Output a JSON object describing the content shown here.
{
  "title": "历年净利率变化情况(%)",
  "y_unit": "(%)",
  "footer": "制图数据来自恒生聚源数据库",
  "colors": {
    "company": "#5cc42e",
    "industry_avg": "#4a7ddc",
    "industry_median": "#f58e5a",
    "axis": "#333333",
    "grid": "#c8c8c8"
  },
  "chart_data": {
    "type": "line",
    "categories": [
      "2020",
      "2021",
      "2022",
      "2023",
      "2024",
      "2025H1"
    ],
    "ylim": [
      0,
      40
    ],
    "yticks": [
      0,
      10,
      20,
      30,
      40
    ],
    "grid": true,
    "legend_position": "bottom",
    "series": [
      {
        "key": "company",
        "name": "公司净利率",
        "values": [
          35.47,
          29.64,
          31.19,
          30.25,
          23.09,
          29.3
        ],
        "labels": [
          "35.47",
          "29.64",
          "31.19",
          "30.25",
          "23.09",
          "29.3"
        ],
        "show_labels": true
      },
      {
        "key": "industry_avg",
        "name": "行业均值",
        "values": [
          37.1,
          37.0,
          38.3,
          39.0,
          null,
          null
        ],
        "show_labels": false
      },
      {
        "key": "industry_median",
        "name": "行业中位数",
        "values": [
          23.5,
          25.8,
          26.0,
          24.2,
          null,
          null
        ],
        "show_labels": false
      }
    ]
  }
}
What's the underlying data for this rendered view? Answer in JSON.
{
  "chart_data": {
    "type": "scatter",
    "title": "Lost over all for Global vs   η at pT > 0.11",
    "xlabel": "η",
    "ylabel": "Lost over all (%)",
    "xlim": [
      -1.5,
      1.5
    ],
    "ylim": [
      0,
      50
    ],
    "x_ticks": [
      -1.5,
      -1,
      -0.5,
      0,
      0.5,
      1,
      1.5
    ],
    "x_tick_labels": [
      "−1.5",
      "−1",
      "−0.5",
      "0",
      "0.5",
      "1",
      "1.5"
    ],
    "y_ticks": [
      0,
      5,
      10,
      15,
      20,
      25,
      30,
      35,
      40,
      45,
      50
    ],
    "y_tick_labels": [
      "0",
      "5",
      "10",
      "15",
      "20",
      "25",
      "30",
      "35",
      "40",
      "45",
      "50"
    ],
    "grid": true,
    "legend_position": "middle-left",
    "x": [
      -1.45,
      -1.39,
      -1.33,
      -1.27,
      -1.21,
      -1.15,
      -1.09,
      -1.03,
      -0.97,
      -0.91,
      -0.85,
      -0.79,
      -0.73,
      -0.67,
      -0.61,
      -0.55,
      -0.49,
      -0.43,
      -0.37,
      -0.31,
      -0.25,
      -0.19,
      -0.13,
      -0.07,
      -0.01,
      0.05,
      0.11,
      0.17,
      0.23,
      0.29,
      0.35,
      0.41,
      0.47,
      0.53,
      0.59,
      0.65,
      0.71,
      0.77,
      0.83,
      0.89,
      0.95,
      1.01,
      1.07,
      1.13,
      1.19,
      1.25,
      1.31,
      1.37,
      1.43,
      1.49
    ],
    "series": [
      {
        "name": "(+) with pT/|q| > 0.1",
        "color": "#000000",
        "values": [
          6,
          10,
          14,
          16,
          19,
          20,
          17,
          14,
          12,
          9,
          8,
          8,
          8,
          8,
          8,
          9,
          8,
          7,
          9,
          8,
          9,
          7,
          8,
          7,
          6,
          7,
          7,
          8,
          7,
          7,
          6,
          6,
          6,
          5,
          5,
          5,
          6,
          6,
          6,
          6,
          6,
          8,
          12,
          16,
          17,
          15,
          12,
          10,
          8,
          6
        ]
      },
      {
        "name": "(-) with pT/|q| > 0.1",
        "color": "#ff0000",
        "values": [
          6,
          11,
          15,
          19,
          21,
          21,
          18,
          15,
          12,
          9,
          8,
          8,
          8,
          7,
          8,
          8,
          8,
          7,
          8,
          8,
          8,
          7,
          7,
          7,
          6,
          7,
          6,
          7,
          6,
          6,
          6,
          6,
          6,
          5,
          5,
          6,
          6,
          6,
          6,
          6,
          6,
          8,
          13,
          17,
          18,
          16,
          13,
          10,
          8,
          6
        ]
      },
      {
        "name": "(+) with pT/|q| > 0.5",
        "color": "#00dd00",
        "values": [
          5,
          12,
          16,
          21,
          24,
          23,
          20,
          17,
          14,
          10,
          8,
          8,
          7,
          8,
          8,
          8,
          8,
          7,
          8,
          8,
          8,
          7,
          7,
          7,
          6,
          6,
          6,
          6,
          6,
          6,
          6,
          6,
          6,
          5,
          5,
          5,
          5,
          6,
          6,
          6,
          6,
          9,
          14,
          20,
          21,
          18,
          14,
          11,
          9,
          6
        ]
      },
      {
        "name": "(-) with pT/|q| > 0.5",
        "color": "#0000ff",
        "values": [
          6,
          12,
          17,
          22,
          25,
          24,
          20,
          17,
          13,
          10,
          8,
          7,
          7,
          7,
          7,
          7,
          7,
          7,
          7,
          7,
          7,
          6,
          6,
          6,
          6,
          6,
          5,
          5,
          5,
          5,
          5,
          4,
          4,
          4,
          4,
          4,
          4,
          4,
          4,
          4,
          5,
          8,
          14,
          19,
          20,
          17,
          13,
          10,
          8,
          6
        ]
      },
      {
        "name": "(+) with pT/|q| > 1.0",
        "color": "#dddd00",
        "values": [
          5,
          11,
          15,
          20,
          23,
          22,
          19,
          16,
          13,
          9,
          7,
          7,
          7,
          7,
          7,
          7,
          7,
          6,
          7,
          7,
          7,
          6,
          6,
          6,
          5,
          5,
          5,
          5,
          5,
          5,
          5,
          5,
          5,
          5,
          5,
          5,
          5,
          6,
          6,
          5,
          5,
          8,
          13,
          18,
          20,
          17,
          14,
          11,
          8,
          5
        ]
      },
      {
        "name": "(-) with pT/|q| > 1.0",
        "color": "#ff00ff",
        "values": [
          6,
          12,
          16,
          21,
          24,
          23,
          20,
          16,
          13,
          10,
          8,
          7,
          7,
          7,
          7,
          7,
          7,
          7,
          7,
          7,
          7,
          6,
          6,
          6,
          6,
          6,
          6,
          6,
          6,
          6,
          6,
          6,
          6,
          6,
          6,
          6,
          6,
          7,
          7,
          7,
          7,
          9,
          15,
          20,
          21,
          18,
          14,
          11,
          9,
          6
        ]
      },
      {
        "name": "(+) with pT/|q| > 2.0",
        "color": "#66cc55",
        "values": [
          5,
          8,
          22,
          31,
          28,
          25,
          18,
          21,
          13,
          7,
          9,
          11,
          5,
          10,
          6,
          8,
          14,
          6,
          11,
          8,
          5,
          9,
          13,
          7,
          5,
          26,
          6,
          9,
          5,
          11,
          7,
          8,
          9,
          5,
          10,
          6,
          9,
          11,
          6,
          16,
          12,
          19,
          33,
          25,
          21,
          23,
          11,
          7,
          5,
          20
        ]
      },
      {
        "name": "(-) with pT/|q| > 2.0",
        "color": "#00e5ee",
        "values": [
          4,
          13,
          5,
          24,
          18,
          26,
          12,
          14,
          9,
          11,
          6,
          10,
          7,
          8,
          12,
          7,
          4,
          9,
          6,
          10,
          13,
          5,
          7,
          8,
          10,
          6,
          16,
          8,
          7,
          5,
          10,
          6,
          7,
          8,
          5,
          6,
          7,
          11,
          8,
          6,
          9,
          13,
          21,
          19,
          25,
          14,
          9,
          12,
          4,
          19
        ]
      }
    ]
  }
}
= = =
• _Work required_:
Return all of the data word for word.

• _Written response_:
Output a JSON object describing the content shown here.
{
  "title": "历年净利率变化情况(%)",
  "y_unit": "(%)",
  "footer": "制图数据来自恒生聚源数据库",
  "colors": {
    "company": "#5cc42e",
    "industry_avg": "#4a7ddc",
    "industry_median": "#f58e5a",
    "axis": "#333333",
    "grid": "#c8c8c8"
  },
  "chart_data": {
    "type": "line",
    "categories": [
      "2020",
      "2021",
      "2022",
      "2023",
      "2024",
      "2025H1"
    ],
    "ylim": [
      0,
      40
    ],
    "yticks": [
      0,
      10,
      20,
      30,
      40
    ],
    "grid": true,
    "legend_position": "bottom",
    "series": [
      {
        "key": "company",
        "name": "公司净利率",
        "values": [
          35.47,
          29.64,
          31.19,
          30.25,
          23.09,
          29.3
        ],
        "labels": [
          "35.47",
          "29.64",
          "31.19",
          "30.25",
          "23.09",
          "29.3"
        ],
        "show_labels": true
      },
      {
        "key": "industry_avg",
        "name": "行业均值",
        "values": [
          37.1,
          37.0,
          38.3,
          39.0,
          null,
          null
        ],
        "show_labels": false
      },
      {
        "key": "industry_median",
        "name": "行业中位数",
        "values": [
          23.5,
          25.8,
          26.0,
          24.2,
          null,
          null
        ],
        "show_labels": false
      }
    ]
  }
}
What's the underlying data for this rendered view? Answer in JSON.
{
  "chart_data": {
    "type": "scatter",
    "title": "Lost over all for Global vs   η at pT > 0.11",
    "xlabel": "η",
    "ylabel": "Lost over all (%)",
    "xlim": [
      -1.5,
      1.5
    ],
    "ylim": [
      0,
      50
    ],
    "x_ticks": [
      -1.5,
      -1,
      -0.5,
      0,
      0.5,
      1,
      1.5
    ],
    "x_tick_labels": [
      "−1.5",
      "−1",
      "−0.5",
      "0",
      "0.5",
      "1",
      "1.5"
    ],
    "y_ticks": [
      0,
      5,
      10,
      15,
      20,
      25,
      30,
      35,
      40,
      45,
      50
    ],
    "y_tick_labels": [
      "0",
      "5",
      "10",
      "15",
      "20",
      "25",
      "30",
      "35",
      "40",
      "45",
      "50"
    ],
    "grid": true,
    "legend_position": "middle-left",
    "x": [
      -1.45,
      -1.39,
      -1.33,
      -1.27,
      -1.21,
      -1.15,
      -1.09,
      -1.03,
      -0.97,
      -0.91,
      -0.85,
      -0.79,
      -0.73,
      -0.67,
      -0.61,
      -0.55,
      -0.49,
      -0.43,
      -0.37,
      -0.31,
      -0.25,
      -0.19,
      -0.13,
      -0.07,
      -0.01,
      0.05,
      0.11,
      0.17,
      0.23,
      0.29,
      0.35,
      0.41,
      0.47,
      0.53,
      0.59,
      0.65,
      0.71,
      0.77,
      0.83,
      0.89,
      0.95,
      1.01,
      1.07,
      1.13,
      1.19,
      1.25,
      1.31,
      1.37,
      1.43,
      1.49
    ],
    "series": [
      {
        "name": "(+) with pT/|q| > 0.1",
        "color": "#000000",
        "values": [
          6,
          10,
          14,
          16,
          19,
          20,
          17,
          14,
          12,
          9,
          8,
          8,
          8,
          8,
          8,
          9,
          8,
          7,
          9,
          8,
          9,
          7,
          8,
          7,
          6,
          7,
          7,
          8,
          7,
          7,
          6,
          6,
          6,
          5,
          5,
          5,
          6,
          6,
          6,
          6,
          6,
          8,
          12,
          16,
          17,
          15,
          12,
          10,
          8,
          6
        ]
      },
      {
        "name": "(-) with pT/|q| > 0.1",
        "color": "#ff0000",
        "values": [
          6,
          11,
          15,
          19,
          21,
          21,
          18,
          15,
          12,
          9,
          8,
          8,
          8,
          7,
          8,
          8,
          8,
          7,
          8,
          8,
          8,
          7,
          7,
          7,
          6,
          7,
          6,
          7,
          6,
          6,
          6,
          6,
          6,
          5,
          5,
          6,
          6,
          6,
          6,
          6,
          6,
          8,
          13,
          17,
          18,
          16,
          13,
          10,
          8,
          6
        ]
      },
      {
        "name": "(+) with pT/|q| > 0.5",
        "color": "#00dd00",
        "values": [
          5,
          12,
          16,
          21,
          24,
          23,
          20,
          17,
          14,
          10,
          8,
          8,
          7,
          8,
          8,
          8,
          8,
          7,
          8,
          8,
          8,
          7,
          7,
          7,
          6,
          6,
          6,
          6,
          6,
          6,
          6,
          6,
          6,
          5,
          5,
          5,
          5,
          6,
          6,
          6,
          6,
          9,
          14,
          20,
          21,
          18,
          14,
          11,
          9,
          6
        ]
      },
      {
        "name": "(-) with pT/|q| > 0.5",
        "color": "#0000ff",
        "values": [
          6,
          12,
          17,
          22,
          25,
          24,
          20,
          17,
          13,
          10,
          8,
          7,
          7,
          7,
          7,
          7,
          7,
          7,
          7,
          7,
          7,
          6,
          6,
          6,
          6,
          6,
          5,
          5,
          5,
          5,
          5,
          4,
          4,
          4,
          4,
          4,
          4,
          4,
          4,
          4,
          5,
          8,
          14,
          19,
          20,
          17,
          13,
          10,
          8,
          6
        ]
      },
      {
        "name": "(+) with pT/|q| > 1.0",
        "color": "#dddd00",
        "values": [
          5,
          11,
          15,
          20,
          23,
          22,
          19,
          16,
          13,
          9,
          7,
          7,
          7,
          7,
          7,
          7,
          7,
          6,
          7,
          7,
          7,
          6,
          6,
          6,
          5,
          5,
          5,
          5,
          5,
          5,
          5,
          5,
          5,
          5,
          5,
          5,
          5,
          6,
          6,
          5,
          5,
          8,
          13,
          18,
          20,
          17,
          14,
          11,
          8,
          5
        ]
      },
      {
        "name": "(-) with pT/|q| > 1.0",
        "color": "#ff00ff",
        "values": [
          6,
          12,
          16,
          21,
          24,
          23,
          20,
          16,
          13,
          10,
          8,
          7,
          7,
          7,
          7,
          7,
          7,
          7,
          7,
          7,
          7,
          6,
          6,
          6,
          6,
          6,
          6,
          6,
          6,
          6,
          6,
          6,
          6,
          6,
          6,
          6,
          6,
          7,
          7,
          7,
          7,
          9,
          15,
          20,
          21,
          18,
          14,
          11,
          9,
          6
        ]
      },
      {
        "name": "(+) with pT/|q| > 2.0",
        "color": "#66cc55",
        "values": [
          5,
          8,
          22,
          31,
          28,
          25,
          18,
          21,
          13,
          7,
          9,
          11,
          5,
          10,
          6,
          8,
          14,
          6,
          11,
          8,
          5,
          9,
          13,
          7,
          5,
          26,
          6,
          9,
          5,
          11,
          7,
          8,
          9,
          5,
          10,
          6,
          9,
          11,
          6,
          16,
          12,
          19,
          33,
          25,
          21,
          23,
          11,
          7,
          5,
          20
        ]
      },
      {
        "name": "(-) with pT/|q| > 2.0",
        "color": "#00e5ee",
        "values": [
          4,
          13,
          5,
          24,
          18,
          26,
          12,
          14,
          9,
          11,
          6,
          10,
          7,
          8,
          12,
          7,
          4,
          9,
          6,
          10,
          13,
          5,
          7,
          8,
          10,
          6,
          16,
          8,
          7,
          5,
          10,
          6,
          7,
          8,
          5,
          6,
          7,
          11,
          8,
          6,
          9,
          13,
          21,
          19,
          25,
          14,
          9,
          12,
          4,
          19
        ]
      }
    ]
  }
}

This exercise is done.